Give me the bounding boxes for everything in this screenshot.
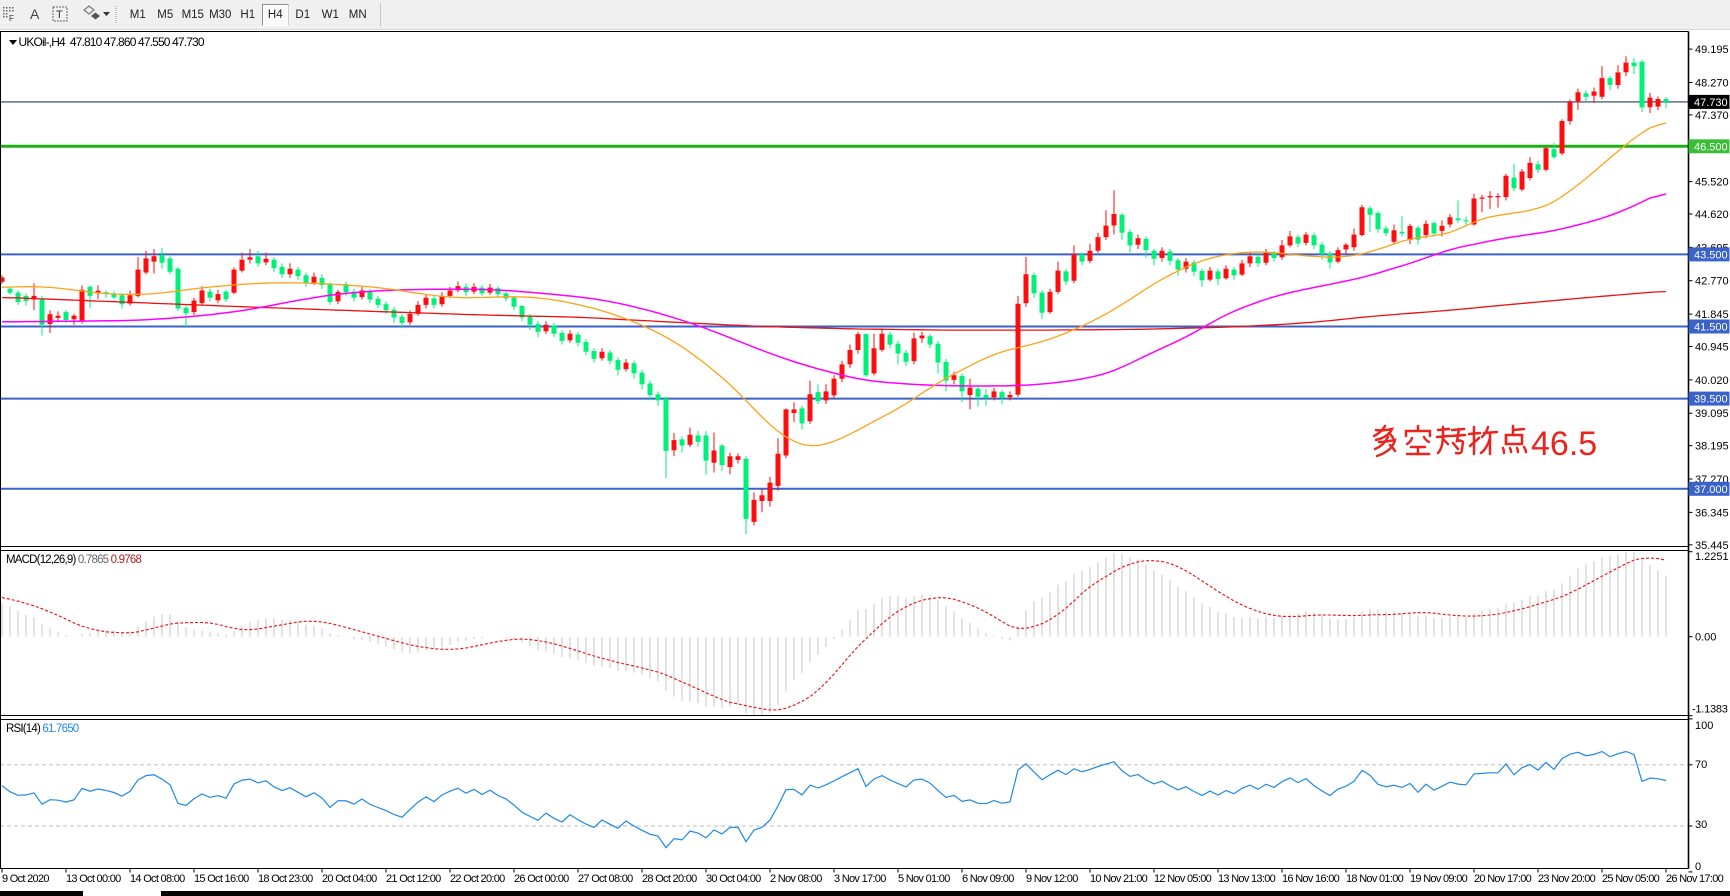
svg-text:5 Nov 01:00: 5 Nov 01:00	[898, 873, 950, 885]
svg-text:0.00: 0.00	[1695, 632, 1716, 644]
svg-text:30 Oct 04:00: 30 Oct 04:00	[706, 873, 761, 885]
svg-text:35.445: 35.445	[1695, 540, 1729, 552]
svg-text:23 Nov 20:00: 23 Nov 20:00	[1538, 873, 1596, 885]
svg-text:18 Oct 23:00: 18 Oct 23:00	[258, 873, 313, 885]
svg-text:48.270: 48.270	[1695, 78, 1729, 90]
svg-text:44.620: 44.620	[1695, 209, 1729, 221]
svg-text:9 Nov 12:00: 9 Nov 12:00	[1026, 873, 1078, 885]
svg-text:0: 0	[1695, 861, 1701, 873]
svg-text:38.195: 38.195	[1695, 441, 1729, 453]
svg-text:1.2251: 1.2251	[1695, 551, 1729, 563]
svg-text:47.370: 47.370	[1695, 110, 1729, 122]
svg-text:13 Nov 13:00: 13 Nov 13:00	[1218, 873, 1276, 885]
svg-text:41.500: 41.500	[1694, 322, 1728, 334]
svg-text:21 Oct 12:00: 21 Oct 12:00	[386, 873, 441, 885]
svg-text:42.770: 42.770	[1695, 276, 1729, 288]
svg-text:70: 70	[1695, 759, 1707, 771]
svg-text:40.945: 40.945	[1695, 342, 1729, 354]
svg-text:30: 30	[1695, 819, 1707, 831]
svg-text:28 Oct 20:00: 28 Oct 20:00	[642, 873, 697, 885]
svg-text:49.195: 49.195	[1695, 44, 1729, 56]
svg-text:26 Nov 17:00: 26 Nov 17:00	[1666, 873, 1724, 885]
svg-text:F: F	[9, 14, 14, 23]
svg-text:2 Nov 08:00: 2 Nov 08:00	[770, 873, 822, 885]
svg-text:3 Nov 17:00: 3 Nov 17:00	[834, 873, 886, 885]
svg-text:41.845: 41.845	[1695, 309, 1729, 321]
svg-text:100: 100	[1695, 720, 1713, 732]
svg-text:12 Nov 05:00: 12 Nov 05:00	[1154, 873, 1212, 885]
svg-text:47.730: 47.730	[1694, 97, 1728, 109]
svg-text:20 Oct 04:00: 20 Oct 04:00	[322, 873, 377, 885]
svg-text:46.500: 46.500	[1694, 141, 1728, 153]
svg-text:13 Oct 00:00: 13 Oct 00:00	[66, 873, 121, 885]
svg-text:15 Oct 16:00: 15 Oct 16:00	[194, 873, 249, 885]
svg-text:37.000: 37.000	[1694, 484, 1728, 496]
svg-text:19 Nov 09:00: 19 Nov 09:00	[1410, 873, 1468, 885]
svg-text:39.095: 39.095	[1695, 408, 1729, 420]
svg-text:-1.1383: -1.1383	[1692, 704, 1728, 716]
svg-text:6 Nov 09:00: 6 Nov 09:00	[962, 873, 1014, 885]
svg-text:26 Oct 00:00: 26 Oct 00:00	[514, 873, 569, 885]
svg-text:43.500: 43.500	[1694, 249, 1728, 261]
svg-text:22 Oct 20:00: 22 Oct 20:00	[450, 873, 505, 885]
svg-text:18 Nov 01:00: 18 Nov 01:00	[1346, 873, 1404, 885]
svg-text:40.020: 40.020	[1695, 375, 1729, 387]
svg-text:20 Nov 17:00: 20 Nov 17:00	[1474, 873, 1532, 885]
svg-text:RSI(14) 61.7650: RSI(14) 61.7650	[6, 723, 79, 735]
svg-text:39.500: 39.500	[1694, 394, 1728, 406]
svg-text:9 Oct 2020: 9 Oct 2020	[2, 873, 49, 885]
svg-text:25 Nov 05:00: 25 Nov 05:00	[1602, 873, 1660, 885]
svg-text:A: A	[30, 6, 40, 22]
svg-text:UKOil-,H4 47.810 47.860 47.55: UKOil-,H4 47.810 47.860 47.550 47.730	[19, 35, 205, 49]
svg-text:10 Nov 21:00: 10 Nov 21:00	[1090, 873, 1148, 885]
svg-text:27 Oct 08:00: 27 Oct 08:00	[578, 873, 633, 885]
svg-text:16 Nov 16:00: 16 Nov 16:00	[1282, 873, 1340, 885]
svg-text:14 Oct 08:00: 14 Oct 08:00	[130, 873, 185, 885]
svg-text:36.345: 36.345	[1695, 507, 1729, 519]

- Set problem
Rewrite everything from the line containing "svg-text:5 Nov 01:00: 5" down to the line containing "209, 1729, 221]" as a JSON list of strings, one string per line, leaving out any blank lines.

- Full solution
[
  "svg-text:5 Nov 01:00: 5 Nov 01:00\t[898, 873, 950, 885]",
  "svg-text:0.00: 0.00\t[1695, 632, 1716, 644]",
  "svg-text:30 Oct 04:00: 30 Oct 04:00\t[706, 873, 761, 885]",
  "svg-text:35.445: 35.445\t[1695, 540, 1729, 552]",
  "svg-text:23 Nov 20:00: 23 Nov 20:00\t[1538, 873, 1596, 885]",
  "svg-text:18 Oct 23:00: 18 Oct 23:00\t[258, 873, 313, 885]",
  "svg-text:48.270: 48.270\t[1695, 78, 1729, 90]",
  "svg-text:44.620: 44.620\t[1695, 209, 1729, 221]"
]